» TASK REQUIREMENTS
Copy all lines of the listing that include the string "past".

» RECORD EXCERPTS
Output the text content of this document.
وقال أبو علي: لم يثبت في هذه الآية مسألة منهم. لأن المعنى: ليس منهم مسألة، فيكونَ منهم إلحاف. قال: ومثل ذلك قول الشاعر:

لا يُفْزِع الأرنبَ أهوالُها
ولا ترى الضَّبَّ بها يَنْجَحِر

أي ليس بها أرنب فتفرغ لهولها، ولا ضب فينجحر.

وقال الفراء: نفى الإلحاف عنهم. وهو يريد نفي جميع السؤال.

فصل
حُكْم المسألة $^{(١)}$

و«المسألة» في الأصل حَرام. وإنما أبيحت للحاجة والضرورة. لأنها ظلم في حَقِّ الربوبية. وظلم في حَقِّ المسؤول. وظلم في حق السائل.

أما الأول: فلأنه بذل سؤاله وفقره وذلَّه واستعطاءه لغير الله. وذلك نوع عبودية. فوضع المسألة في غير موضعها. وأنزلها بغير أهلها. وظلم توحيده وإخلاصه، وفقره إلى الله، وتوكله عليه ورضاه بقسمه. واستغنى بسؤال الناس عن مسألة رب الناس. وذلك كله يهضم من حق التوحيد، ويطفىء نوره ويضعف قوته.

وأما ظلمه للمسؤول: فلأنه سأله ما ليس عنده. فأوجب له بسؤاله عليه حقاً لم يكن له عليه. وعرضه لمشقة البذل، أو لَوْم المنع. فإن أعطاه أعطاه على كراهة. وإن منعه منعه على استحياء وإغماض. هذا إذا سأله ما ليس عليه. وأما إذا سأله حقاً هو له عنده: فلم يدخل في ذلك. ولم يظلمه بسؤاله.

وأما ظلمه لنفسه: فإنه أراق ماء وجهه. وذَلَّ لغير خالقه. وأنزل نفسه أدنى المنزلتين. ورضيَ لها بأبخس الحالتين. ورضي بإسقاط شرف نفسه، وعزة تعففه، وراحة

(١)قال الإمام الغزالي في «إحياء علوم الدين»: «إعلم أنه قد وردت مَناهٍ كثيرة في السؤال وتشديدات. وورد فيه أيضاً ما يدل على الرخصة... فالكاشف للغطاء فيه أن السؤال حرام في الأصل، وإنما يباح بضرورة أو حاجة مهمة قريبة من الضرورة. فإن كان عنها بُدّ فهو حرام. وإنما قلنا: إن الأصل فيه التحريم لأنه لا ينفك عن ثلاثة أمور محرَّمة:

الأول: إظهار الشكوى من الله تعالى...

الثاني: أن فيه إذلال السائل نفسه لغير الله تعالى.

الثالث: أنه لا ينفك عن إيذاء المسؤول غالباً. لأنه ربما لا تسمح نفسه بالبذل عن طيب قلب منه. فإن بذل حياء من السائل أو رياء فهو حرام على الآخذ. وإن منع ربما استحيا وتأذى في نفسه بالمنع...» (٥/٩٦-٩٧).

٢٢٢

---

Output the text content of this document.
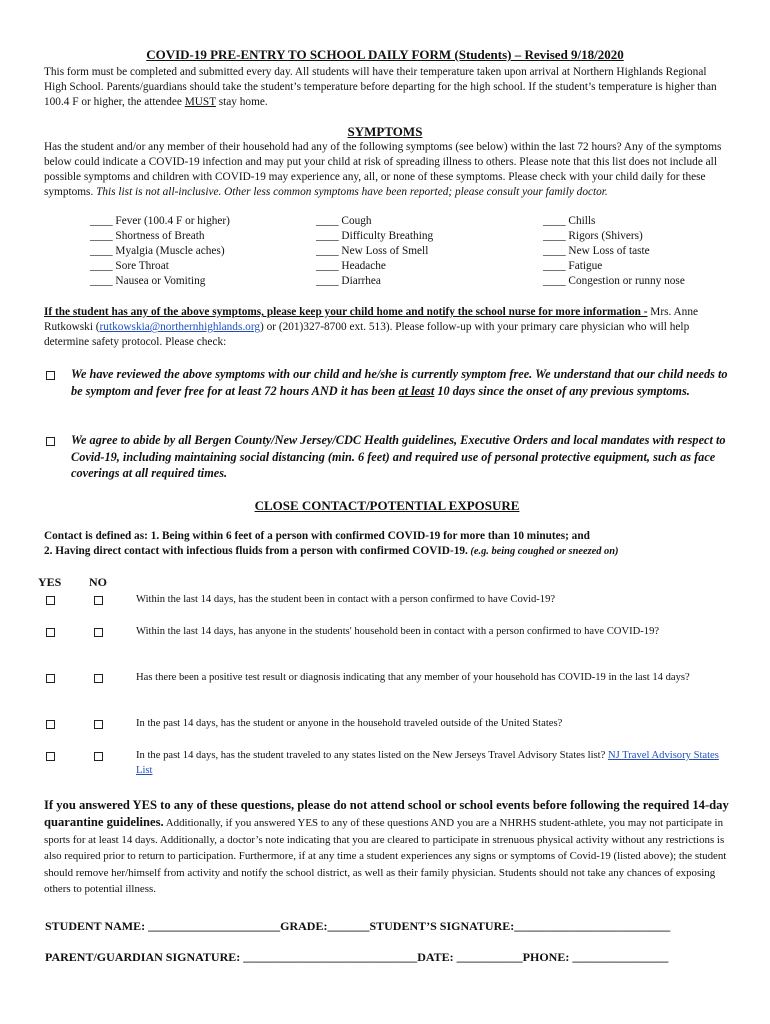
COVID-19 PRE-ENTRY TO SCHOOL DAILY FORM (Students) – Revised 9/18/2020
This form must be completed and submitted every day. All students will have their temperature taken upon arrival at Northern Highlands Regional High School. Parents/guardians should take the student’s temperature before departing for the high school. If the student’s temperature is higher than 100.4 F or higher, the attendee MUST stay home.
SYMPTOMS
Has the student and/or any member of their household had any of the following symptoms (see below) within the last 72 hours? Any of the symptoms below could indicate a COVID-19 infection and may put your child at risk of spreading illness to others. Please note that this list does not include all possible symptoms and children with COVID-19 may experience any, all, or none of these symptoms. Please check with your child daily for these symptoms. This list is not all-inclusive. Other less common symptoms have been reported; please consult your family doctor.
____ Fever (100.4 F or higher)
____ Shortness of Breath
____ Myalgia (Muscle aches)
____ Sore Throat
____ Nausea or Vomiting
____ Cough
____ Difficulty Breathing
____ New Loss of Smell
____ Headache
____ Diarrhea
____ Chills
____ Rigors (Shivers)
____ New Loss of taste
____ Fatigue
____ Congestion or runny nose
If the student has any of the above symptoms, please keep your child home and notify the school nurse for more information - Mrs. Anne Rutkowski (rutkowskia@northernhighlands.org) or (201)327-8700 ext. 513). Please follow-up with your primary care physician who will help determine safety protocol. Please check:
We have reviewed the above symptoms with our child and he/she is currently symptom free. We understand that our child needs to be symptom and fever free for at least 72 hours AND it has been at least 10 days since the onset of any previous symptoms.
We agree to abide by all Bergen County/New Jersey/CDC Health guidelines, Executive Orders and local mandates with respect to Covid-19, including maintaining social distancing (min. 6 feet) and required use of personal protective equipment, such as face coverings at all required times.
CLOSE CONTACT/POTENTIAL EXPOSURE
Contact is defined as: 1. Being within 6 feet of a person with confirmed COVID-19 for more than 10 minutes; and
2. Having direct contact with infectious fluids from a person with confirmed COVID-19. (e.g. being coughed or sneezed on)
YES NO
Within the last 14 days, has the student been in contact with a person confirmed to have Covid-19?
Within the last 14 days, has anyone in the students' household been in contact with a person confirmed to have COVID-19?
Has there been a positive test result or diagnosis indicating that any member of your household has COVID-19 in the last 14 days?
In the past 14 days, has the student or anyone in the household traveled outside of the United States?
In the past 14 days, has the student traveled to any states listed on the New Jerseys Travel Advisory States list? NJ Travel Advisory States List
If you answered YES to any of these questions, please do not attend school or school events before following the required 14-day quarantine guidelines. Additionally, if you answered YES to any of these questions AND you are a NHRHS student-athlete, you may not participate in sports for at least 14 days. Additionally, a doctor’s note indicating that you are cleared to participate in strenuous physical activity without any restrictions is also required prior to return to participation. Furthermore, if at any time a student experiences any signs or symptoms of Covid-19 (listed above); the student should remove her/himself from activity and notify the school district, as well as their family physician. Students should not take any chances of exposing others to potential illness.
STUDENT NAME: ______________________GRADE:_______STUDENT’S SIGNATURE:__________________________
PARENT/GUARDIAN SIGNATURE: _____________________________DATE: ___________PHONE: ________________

» RESPONSE
In the past 14 days, has the student or anyone in the household traveled outside of the United States?
In the past 14 days, has the student traveled to any states listed on the New Jerseys Travel Advisory States list? NJ Travel Advisory States List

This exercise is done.